** TASK TO CARRY OUT **
Pick out each line of the records in which the word "CORRELATION" appears.

** GIVEN RECORDS **
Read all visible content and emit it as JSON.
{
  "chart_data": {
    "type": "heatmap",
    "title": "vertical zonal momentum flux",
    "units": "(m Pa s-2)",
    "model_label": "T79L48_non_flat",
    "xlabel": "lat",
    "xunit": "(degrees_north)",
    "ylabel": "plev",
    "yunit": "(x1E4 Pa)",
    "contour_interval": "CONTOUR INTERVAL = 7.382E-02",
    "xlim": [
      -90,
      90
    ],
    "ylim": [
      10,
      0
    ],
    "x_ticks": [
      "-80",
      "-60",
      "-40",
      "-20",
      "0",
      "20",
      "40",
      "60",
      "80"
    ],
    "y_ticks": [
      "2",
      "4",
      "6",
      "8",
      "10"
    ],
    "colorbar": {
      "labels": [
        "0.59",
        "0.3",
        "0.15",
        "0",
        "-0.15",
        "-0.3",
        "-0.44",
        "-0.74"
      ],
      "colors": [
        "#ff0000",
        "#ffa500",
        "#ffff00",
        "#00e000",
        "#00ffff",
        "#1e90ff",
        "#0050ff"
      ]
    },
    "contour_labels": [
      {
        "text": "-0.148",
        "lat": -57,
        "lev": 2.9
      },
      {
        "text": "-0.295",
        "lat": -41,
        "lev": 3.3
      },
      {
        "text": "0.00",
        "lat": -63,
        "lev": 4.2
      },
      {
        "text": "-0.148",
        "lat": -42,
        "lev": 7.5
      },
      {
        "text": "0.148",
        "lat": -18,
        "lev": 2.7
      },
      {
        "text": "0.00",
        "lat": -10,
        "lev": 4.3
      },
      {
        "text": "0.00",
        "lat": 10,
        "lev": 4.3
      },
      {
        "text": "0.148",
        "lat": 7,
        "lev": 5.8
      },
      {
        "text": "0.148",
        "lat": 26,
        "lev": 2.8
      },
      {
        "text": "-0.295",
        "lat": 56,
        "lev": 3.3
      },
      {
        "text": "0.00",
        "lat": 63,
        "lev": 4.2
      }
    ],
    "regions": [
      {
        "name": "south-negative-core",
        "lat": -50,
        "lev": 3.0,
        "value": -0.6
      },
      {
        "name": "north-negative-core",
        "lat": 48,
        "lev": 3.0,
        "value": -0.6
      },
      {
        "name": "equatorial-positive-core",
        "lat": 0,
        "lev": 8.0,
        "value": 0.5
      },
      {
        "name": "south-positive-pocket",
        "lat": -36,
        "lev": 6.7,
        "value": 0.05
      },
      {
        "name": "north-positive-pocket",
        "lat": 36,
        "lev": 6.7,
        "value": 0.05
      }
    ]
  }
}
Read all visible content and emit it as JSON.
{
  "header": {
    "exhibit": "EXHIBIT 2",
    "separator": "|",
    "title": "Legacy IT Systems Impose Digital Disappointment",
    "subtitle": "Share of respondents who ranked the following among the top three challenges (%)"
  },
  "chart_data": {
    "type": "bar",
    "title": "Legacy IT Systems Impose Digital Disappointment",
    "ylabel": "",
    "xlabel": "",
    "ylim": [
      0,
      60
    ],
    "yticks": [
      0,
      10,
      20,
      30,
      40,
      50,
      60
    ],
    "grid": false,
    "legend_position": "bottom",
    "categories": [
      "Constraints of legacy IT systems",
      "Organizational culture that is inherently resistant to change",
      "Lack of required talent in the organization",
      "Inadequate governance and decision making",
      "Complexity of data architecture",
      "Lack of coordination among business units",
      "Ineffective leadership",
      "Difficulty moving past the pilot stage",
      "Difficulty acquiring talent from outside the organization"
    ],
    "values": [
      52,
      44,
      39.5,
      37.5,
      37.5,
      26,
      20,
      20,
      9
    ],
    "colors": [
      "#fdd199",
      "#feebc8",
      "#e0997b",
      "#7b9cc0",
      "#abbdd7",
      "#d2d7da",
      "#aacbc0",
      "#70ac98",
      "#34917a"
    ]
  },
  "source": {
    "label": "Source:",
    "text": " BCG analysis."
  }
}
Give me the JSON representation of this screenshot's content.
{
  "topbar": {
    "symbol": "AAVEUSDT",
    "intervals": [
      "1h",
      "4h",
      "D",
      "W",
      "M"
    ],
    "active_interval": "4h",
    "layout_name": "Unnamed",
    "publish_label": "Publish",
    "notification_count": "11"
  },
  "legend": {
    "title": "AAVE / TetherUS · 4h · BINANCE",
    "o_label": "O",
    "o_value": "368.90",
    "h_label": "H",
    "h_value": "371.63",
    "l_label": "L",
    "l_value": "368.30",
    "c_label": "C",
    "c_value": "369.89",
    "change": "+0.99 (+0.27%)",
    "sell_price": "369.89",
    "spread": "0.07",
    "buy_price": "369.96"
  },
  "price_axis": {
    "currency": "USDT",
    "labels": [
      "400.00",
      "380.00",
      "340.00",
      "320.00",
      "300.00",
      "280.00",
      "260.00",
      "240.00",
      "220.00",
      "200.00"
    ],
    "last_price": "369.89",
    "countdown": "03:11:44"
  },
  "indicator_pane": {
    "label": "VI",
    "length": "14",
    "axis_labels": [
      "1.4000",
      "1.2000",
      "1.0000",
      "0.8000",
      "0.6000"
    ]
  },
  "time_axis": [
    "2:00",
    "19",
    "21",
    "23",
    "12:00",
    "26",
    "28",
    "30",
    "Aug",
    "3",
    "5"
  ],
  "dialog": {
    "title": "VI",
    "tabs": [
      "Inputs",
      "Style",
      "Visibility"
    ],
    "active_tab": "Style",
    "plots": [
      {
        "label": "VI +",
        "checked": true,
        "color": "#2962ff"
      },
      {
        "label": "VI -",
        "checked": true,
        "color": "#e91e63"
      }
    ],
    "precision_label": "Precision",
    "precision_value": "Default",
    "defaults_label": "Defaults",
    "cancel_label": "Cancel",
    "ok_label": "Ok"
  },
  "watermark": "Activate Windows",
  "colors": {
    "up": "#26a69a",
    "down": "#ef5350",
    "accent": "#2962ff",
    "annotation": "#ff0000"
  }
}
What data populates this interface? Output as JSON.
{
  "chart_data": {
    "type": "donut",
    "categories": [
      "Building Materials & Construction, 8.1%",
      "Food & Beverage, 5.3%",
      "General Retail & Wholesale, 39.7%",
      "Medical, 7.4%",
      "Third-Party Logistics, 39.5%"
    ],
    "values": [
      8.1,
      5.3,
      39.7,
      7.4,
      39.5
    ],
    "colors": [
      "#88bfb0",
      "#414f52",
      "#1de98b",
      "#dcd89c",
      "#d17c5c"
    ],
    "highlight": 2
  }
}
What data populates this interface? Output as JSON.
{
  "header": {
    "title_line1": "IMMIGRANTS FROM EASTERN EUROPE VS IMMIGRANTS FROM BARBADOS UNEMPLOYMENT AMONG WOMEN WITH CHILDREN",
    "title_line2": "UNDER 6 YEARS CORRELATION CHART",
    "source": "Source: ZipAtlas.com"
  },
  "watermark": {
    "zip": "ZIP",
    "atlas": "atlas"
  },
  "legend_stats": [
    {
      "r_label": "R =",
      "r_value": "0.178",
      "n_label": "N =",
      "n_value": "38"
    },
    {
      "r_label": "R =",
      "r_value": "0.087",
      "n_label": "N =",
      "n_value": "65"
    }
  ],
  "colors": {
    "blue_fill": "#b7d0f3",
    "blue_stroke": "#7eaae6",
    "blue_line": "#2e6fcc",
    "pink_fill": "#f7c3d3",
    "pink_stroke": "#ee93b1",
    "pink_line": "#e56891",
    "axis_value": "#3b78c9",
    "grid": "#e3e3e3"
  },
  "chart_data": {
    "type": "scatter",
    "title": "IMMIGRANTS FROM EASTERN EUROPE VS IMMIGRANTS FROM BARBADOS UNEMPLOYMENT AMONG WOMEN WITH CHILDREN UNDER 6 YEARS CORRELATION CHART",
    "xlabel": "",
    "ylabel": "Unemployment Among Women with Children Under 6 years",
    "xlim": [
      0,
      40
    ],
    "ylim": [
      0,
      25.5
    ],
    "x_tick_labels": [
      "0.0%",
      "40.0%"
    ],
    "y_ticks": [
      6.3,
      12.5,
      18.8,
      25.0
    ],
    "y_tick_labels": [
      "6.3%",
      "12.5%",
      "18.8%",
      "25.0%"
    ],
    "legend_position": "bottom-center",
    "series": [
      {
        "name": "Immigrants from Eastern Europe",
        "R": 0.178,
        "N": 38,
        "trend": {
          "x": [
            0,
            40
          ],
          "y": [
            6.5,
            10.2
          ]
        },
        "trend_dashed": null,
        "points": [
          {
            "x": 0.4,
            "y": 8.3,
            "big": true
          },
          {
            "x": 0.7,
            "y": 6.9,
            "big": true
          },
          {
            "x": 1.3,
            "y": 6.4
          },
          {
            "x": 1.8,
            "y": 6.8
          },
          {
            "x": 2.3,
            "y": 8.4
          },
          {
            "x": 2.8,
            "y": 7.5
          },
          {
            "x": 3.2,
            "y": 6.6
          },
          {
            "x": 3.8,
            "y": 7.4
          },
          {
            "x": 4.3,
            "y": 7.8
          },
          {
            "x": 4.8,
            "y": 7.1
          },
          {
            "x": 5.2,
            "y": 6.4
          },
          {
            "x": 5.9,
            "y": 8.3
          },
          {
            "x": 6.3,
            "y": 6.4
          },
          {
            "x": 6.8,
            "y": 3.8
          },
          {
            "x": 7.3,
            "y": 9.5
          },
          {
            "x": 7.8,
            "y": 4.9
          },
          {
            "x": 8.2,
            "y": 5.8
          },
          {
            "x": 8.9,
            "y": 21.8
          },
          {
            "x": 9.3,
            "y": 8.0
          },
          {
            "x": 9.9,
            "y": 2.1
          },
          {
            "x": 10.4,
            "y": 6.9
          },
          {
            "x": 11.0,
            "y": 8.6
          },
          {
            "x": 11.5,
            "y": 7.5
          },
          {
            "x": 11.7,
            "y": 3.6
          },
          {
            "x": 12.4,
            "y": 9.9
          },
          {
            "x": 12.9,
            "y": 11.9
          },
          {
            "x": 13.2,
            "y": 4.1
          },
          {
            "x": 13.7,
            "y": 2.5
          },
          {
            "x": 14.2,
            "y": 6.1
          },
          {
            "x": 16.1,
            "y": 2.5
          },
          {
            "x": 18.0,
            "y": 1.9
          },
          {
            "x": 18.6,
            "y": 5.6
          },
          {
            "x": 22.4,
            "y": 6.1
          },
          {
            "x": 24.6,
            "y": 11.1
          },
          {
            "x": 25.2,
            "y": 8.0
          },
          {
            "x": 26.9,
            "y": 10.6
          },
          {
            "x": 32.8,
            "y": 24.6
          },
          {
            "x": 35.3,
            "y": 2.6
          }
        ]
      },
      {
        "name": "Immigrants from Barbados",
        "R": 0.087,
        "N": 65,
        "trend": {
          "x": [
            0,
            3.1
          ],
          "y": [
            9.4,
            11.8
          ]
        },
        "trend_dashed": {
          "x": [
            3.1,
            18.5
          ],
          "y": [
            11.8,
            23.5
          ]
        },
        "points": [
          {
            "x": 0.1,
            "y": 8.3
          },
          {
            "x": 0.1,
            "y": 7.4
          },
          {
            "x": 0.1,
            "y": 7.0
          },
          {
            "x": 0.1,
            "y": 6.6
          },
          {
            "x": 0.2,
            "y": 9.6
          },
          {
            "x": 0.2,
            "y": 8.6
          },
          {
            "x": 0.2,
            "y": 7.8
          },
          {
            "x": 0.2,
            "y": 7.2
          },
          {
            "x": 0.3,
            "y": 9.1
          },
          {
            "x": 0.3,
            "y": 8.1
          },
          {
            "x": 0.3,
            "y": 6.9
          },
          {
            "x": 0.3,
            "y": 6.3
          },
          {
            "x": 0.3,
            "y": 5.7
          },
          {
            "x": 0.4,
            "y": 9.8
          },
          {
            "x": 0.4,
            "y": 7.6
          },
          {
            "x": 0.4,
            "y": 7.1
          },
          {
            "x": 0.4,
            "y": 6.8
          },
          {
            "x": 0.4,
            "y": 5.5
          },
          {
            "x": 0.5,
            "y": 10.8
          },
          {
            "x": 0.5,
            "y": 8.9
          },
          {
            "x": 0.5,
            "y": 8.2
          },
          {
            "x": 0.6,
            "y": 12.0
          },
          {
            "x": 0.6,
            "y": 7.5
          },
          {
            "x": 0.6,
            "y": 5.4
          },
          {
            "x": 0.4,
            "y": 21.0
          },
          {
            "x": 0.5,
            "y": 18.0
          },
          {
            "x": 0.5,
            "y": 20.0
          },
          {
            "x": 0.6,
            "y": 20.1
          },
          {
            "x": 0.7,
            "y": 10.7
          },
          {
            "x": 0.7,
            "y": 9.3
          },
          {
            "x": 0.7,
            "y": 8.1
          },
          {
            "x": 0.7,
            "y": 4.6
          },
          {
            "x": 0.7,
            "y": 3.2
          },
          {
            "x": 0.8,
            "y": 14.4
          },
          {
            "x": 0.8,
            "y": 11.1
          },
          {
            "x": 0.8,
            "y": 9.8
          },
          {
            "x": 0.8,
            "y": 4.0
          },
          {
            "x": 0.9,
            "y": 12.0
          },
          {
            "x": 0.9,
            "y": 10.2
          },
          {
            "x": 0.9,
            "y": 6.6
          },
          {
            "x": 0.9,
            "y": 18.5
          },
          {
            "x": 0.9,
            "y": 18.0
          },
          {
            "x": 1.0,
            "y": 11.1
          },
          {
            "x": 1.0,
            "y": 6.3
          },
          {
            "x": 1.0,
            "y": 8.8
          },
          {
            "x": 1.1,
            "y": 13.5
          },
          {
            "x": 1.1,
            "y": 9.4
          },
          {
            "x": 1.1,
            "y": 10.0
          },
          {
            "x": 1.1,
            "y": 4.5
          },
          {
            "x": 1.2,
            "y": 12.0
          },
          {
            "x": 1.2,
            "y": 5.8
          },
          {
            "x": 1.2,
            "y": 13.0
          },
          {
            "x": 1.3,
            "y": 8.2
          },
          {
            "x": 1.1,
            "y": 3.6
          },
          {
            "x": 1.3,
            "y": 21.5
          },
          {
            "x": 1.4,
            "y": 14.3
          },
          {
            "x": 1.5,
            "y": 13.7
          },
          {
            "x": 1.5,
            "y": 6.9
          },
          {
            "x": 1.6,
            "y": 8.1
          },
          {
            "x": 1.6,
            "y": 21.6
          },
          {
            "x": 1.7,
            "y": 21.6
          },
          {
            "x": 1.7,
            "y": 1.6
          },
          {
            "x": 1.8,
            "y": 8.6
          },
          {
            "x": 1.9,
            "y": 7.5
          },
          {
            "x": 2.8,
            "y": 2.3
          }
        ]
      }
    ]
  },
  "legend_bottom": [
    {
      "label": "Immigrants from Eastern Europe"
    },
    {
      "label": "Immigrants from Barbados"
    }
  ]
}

** OUTPUT OF THE EXERCISE **
    "title_line2": "UNDER 6 YEARS CORRELATION CHART",
    "title": "IMMIGRANTS FROM EASTERN EUROPE VS IMMIGRANTS FROM BARBADOS UNEMPLOYMENT AMONG WOMEN WITH CHILDREN UNDER 6 YEARS CORRELATION CHART",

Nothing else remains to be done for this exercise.